WHAT YOU HAVE TO DO: Images are excluded; otherwise, output every record exactly.

Data items:
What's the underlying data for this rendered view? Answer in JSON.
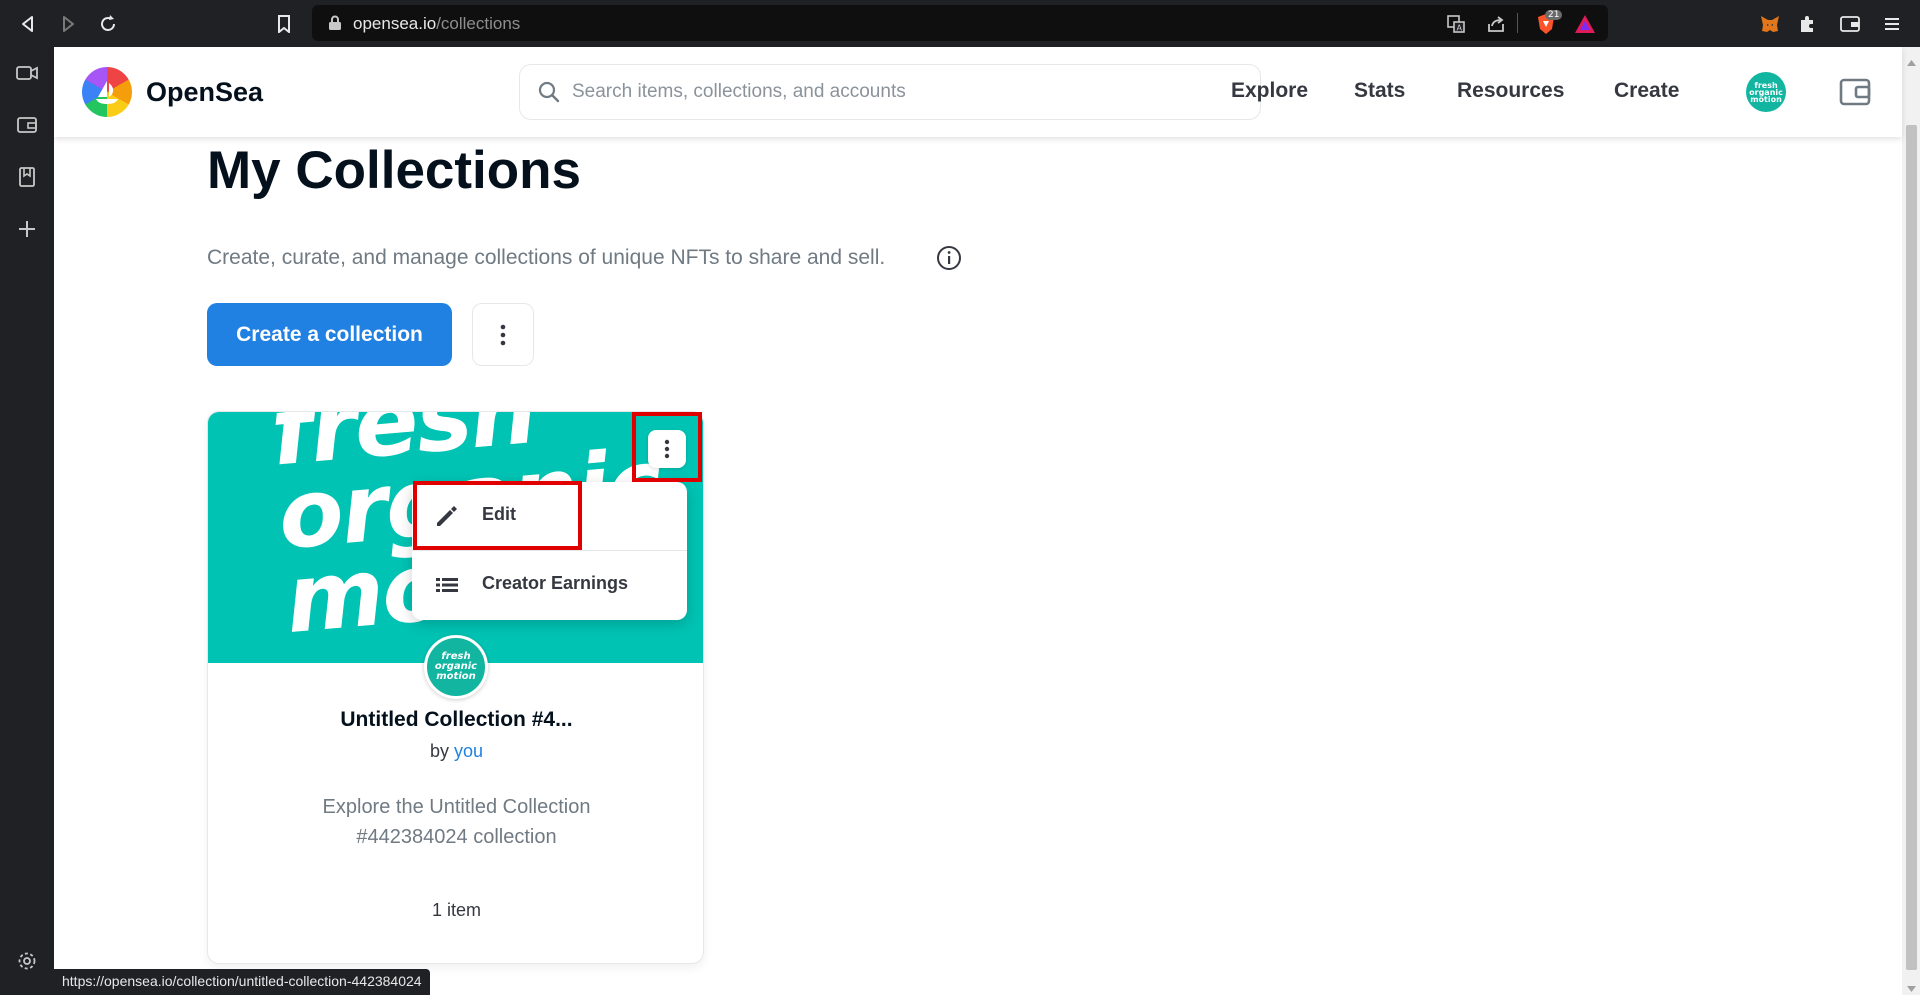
{
  "browser": {
    "url_domain": "opensea.io",
    "url_path": "/collections",
    "shield_count": "21"
  },
  "header": {
    "brand": "OpenSea",
    "search_placeholder": "Search items, collections, and accounts",
    "nav": [
      "Explore",
      "Stats",
      "Resources",
      "Create"
    ],
    "avatar_text": "fresh organic motion"
  },
  "page": {
    "title": "My Collections",
    "subtitle": "Create, curate, and manage collections of unique NFTs to share and sell.",
    "create_button": "Create a collection"
  },
  "card": {
    "banner_text": "fresh organic motion",
    "avatar_text": "fresh organic motion",
    "title": "Untitled Collection #4...",
    "by_prefix": "by",
    "by_user": "you",
    "description": "Explore the Untitled Collection #442384024 collection",
    "item_count": "1 item"
  },
  "menu": {
    "items": [
      {
        "label": "Edit",
        "icon": "pencil-icon"
      },
      {
        "label": "Creator Earnings",
        "icon": "list-icon"
      }
    ]
  },
  "status_bar": {
    "url": "https://opensea.io/collection/untitled-collection-442384024"
  },
  "colors": {
    "accent": "#2081e2",
    "banner": "#00c3b3",
    "highlight": "#e00000",
    "browser_chrome": "#202124"
  }
}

OUTPUT FOR THIS TASK:
What's the underlying data for this rendered view? Answer in JSON.
{
  "browser": {
    "url_domain": "opensea.io",
    "url_path": "/collections",
    "shield_count": "21"
  },
  "header": {
    "brand": "OpenSea",
    "search_placeholder": "Search items, collections, and accounts",
    "nav": [
      "Explore",
      "Stats",
      "Resources",
      "Create"
    ],
    "avatar_text": "fresh organic motion"
  },
  "page": {
    "title": "My Collections",
    "subtitle": "Create, curate, and manage collections of unique NFTs to share and sell.",
    "create_button": "Create a collection"
  },
  "card": {
    "banner_text": "fresh organic motion",
    "avatar_text": "fresh organic motion",
    "title": "Untitled Collection #4...",
    "by_prefix": "by",
    "by_user": "you",
    "description": "Explore the Untitled Collection #442384024 collection",
    "item_count": "1 item"
  },
  "menu": {
    "items": [
      {
        "label": "Edit",
        "icon": "pencil-icon"
      },
      {
        "label": "Creator Earnings",
        "icon": "list-icon"
      }
    ]
  },
  "status_bar": {
    "url": "https://opensea.io/collection/untitled-collection-442384024"
  },
  "colors": {
    "accent": "#2081e2",
    "banner": "#00c3b3",
    "highlight": "#e00000",
    "browser_chrome": "#202124"
  }
}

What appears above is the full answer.